**Objective**
Using the records provided below, locate and copy each line that contains the word "content".

**Records for this task**
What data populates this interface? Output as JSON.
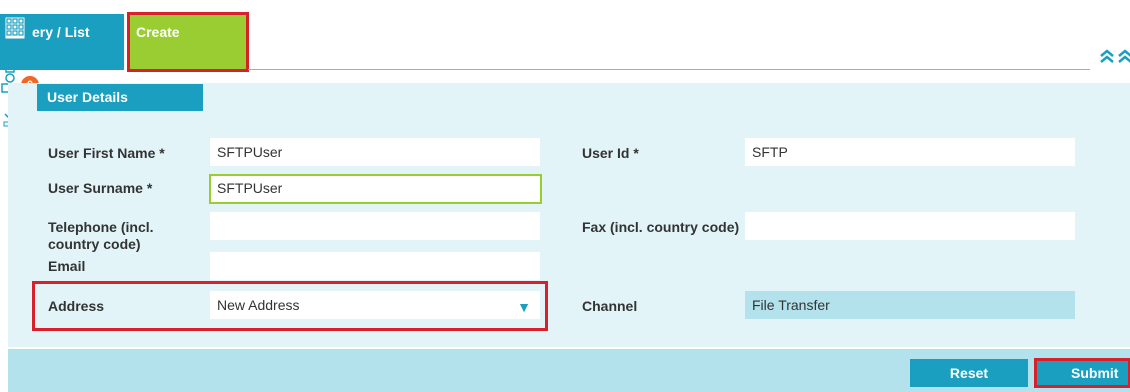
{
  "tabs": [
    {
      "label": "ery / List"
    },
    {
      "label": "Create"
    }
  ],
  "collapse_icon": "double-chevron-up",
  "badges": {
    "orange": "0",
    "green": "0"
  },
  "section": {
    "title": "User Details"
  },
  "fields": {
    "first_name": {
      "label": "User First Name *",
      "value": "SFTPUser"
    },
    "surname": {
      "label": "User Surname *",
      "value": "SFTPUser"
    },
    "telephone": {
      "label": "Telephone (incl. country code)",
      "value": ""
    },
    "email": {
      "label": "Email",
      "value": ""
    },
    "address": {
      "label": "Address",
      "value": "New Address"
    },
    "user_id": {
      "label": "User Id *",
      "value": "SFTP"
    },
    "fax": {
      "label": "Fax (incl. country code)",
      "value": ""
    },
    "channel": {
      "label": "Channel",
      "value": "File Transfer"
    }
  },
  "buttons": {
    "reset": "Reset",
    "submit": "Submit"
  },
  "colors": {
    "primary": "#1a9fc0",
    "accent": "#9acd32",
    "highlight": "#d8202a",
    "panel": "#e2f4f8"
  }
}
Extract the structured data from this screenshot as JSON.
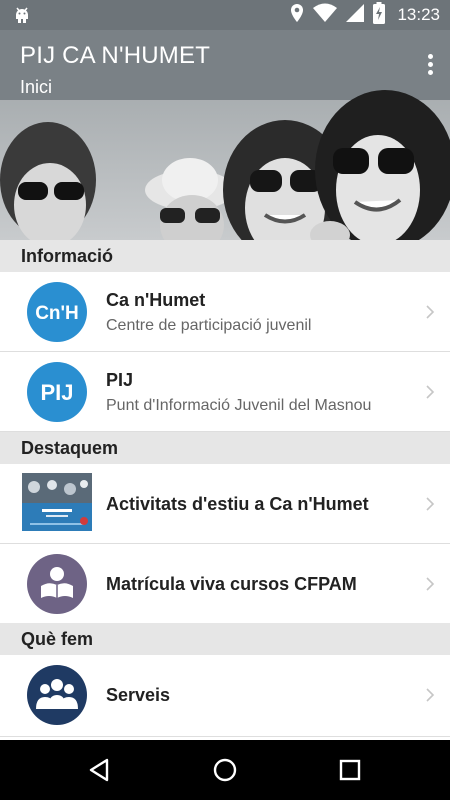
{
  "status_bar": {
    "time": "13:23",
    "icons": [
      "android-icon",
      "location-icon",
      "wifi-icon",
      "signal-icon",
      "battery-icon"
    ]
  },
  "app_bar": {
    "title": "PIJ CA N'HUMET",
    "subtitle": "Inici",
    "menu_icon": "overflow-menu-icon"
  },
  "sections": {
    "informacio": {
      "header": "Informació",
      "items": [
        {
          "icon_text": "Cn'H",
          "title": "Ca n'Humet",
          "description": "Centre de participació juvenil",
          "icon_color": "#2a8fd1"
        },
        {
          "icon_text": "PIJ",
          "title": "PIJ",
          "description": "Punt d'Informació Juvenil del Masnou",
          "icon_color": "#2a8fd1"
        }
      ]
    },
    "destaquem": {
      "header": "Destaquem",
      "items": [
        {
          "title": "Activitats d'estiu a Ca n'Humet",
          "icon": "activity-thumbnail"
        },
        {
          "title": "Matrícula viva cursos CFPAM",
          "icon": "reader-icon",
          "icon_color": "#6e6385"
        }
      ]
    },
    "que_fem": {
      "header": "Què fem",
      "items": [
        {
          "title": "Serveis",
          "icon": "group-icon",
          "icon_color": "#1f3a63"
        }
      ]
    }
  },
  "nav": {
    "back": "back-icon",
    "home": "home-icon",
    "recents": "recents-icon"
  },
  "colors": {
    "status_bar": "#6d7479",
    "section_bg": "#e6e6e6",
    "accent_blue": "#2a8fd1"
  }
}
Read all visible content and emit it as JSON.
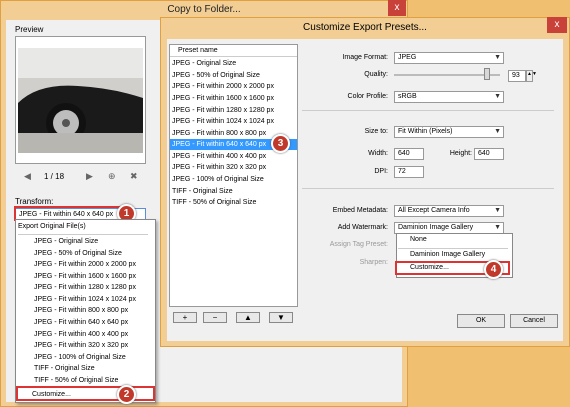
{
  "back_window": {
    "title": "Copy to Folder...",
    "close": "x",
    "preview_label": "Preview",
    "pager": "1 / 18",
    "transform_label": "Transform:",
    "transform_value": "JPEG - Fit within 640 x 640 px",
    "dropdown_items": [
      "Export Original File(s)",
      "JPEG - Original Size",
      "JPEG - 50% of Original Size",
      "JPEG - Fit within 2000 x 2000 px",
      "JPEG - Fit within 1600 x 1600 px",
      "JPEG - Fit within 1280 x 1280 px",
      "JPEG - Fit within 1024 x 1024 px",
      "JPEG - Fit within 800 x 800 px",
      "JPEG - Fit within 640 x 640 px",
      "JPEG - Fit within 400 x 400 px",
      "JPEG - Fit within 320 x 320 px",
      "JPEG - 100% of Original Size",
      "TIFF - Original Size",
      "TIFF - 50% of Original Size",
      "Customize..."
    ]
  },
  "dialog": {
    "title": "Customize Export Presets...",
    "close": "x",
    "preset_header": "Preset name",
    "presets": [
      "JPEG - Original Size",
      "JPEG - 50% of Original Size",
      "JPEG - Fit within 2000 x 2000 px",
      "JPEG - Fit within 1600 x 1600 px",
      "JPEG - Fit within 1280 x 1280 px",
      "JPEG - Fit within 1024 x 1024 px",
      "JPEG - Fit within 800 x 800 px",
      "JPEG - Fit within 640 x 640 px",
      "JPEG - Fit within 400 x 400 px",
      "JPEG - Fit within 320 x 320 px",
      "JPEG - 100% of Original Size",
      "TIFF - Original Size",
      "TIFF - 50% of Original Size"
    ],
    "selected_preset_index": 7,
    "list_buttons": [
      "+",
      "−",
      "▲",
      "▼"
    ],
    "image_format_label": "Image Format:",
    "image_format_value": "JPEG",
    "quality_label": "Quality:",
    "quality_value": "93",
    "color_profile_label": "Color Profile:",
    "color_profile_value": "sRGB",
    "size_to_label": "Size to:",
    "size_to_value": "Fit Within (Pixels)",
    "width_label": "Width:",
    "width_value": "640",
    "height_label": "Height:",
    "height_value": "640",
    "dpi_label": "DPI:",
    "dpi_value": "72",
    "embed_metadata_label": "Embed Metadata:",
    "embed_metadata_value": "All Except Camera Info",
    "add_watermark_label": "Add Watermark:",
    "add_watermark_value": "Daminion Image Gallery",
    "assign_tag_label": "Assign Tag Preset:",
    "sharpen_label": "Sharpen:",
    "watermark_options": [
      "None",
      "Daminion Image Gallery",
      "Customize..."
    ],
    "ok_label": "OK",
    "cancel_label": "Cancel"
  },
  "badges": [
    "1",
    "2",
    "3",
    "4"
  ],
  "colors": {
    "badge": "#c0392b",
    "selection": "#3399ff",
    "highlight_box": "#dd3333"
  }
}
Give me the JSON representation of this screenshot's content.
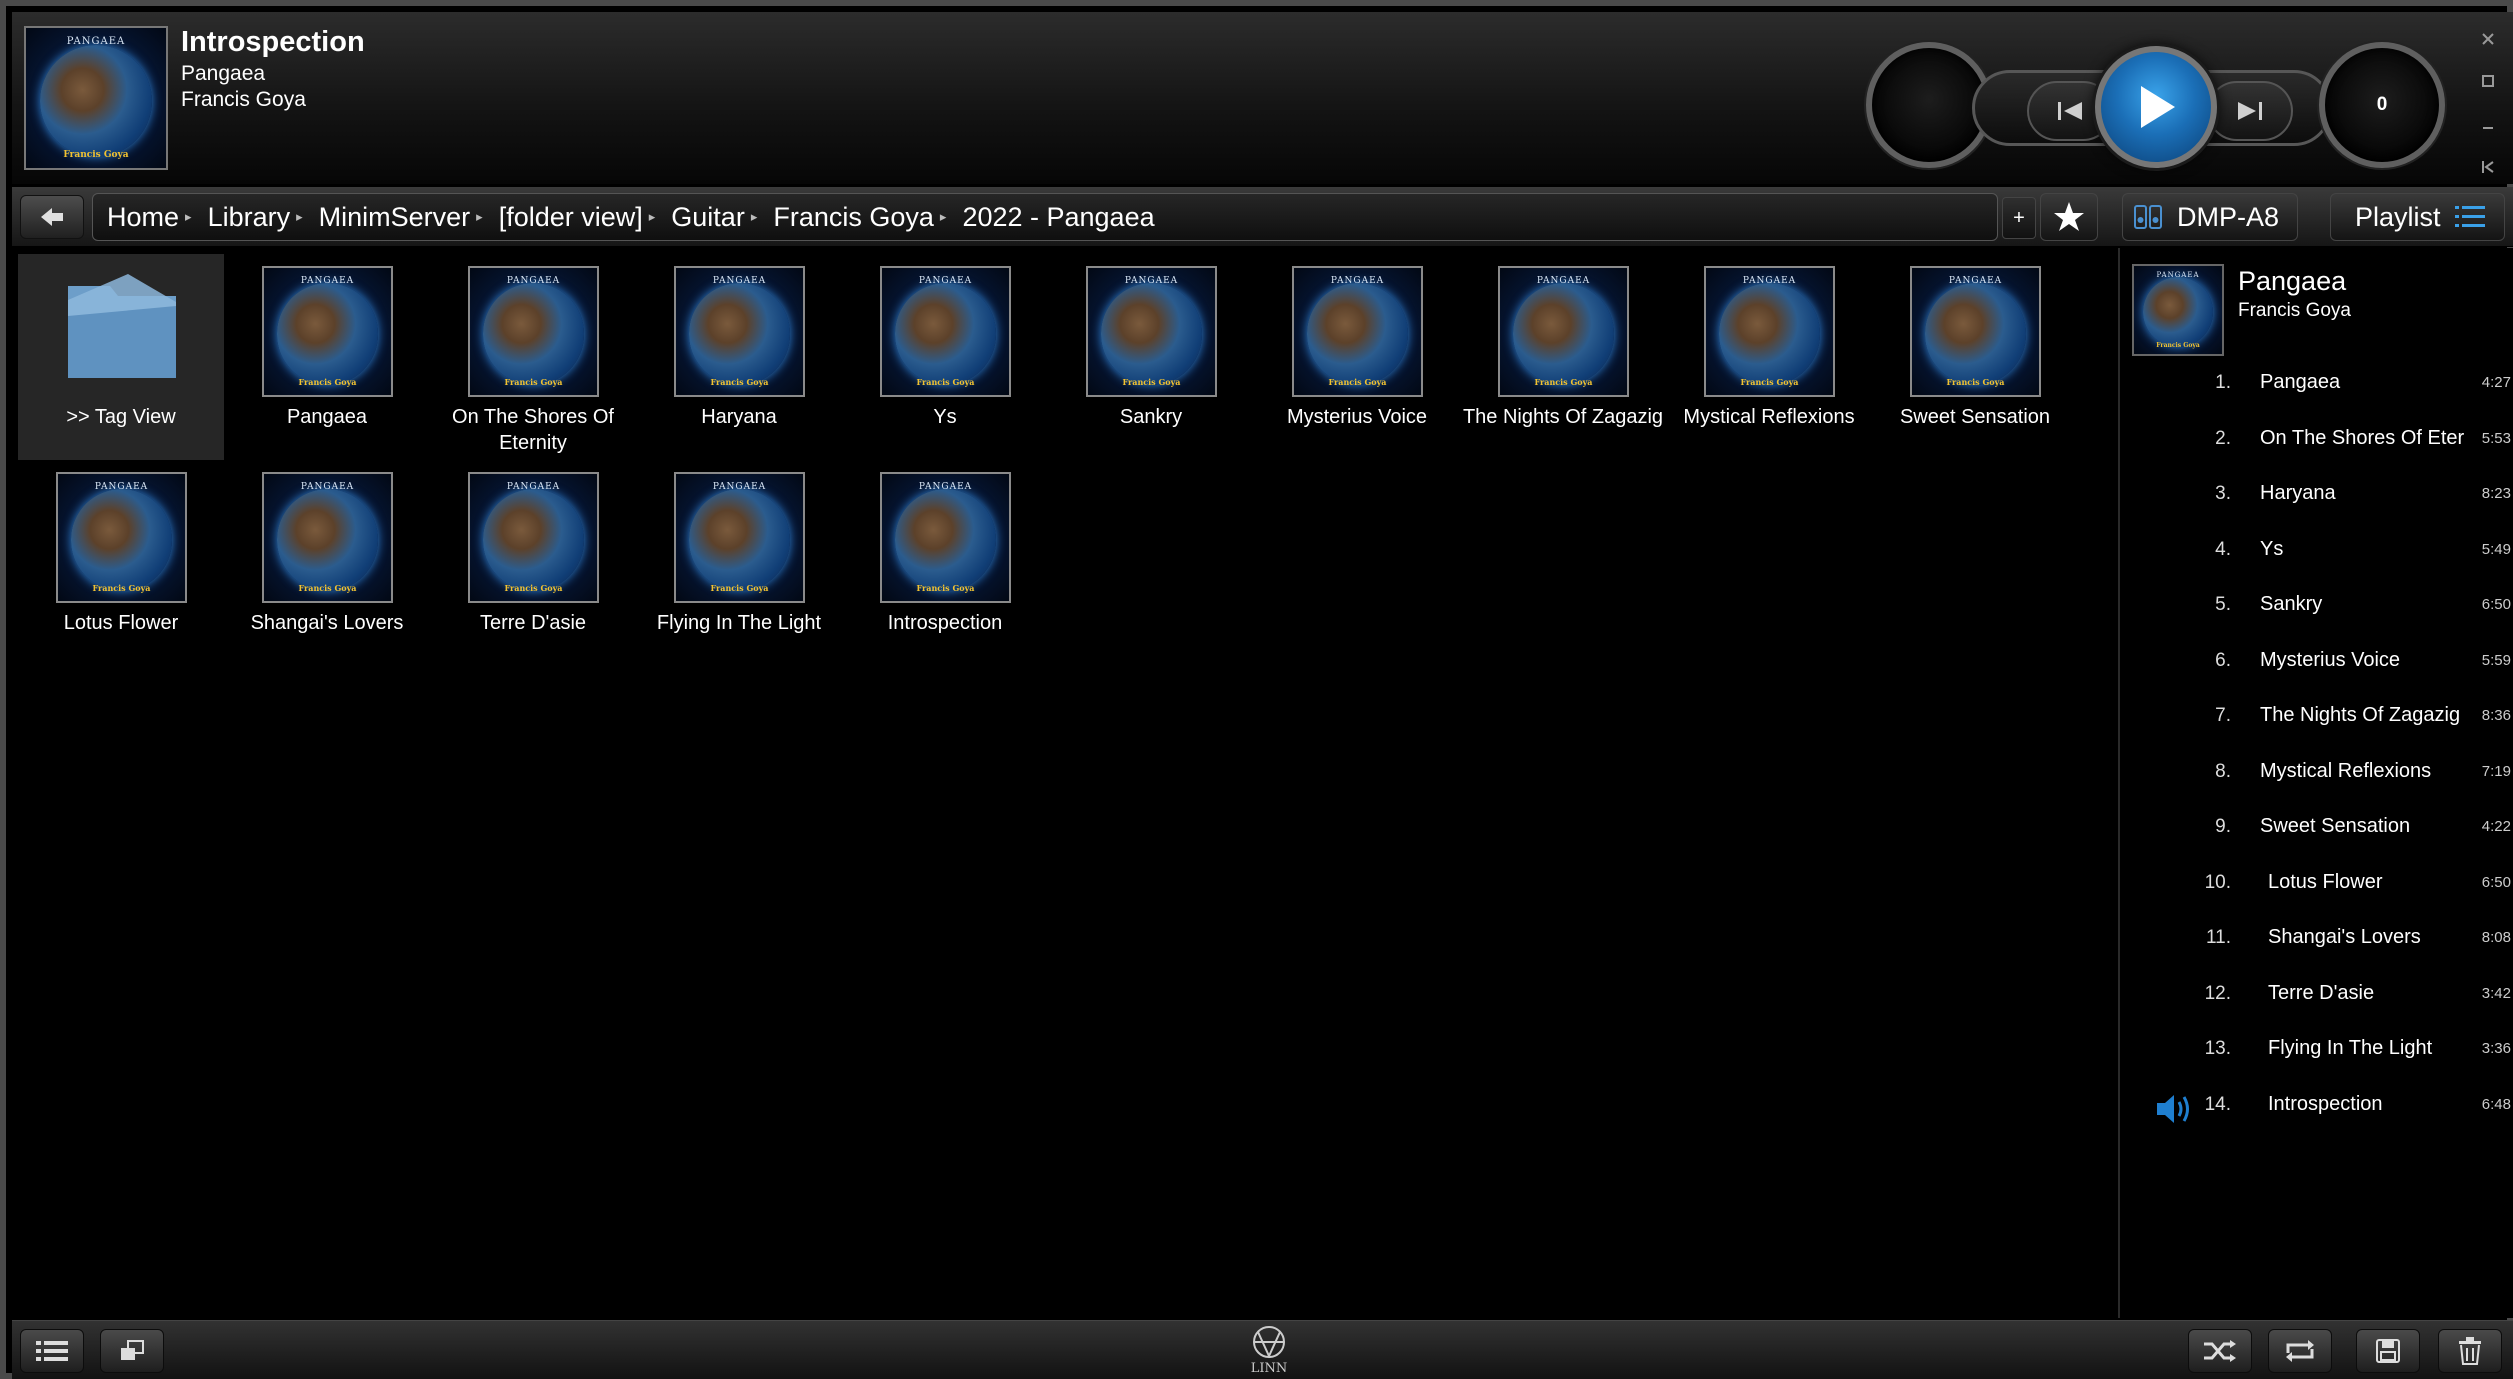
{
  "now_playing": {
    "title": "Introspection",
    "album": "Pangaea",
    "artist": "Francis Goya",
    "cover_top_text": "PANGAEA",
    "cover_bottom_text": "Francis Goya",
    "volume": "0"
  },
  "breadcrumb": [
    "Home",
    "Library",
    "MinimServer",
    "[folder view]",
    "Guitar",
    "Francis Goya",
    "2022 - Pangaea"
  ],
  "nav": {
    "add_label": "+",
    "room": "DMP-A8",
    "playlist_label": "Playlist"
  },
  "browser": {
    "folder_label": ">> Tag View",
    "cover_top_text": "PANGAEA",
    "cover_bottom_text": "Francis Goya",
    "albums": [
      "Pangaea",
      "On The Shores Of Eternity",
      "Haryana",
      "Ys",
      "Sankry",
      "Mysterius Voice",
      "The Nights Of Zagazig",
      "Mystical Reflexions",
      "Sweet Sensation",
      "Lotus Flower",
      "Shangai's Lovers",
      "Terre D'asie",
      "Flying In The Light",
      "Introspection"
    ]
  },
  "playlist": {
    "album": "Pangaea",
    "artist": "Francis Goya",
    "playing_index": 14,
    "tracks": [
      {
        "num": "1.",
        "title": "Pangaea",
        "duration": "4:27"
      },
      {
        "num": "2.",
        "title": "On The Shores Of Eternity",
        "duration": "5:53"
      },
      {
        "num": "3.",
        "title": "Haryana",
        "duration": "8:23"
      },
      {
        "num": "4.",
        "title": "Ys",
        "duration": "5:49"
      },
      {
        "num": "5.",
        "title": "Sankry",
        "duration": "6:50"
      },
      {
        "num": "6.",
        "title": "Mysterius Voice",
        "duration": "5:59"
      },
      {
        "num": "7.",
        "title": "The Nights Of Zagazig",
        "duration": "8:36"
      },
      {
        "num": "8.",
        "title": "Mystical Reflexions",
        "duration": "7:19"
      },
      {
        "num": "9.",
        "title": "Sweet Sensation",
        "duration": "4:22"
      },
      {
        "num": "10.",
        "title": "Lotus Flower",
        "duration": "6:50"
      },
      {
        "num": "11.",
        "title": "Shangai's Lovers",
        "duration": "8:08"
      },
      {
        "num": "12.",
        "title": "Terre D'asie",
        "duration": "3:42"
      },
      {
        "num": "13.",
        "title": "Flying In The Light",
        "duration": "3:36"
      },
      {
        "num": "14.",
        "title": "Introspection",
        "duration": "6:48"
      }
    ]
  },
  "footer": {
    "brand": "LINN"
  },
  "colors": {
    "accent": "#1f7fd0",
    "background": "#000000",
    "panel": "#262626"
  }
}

**Answer to the problem**
Read all visible content and emit it as JSON.
Give me the JSON representation of this screenshot's content.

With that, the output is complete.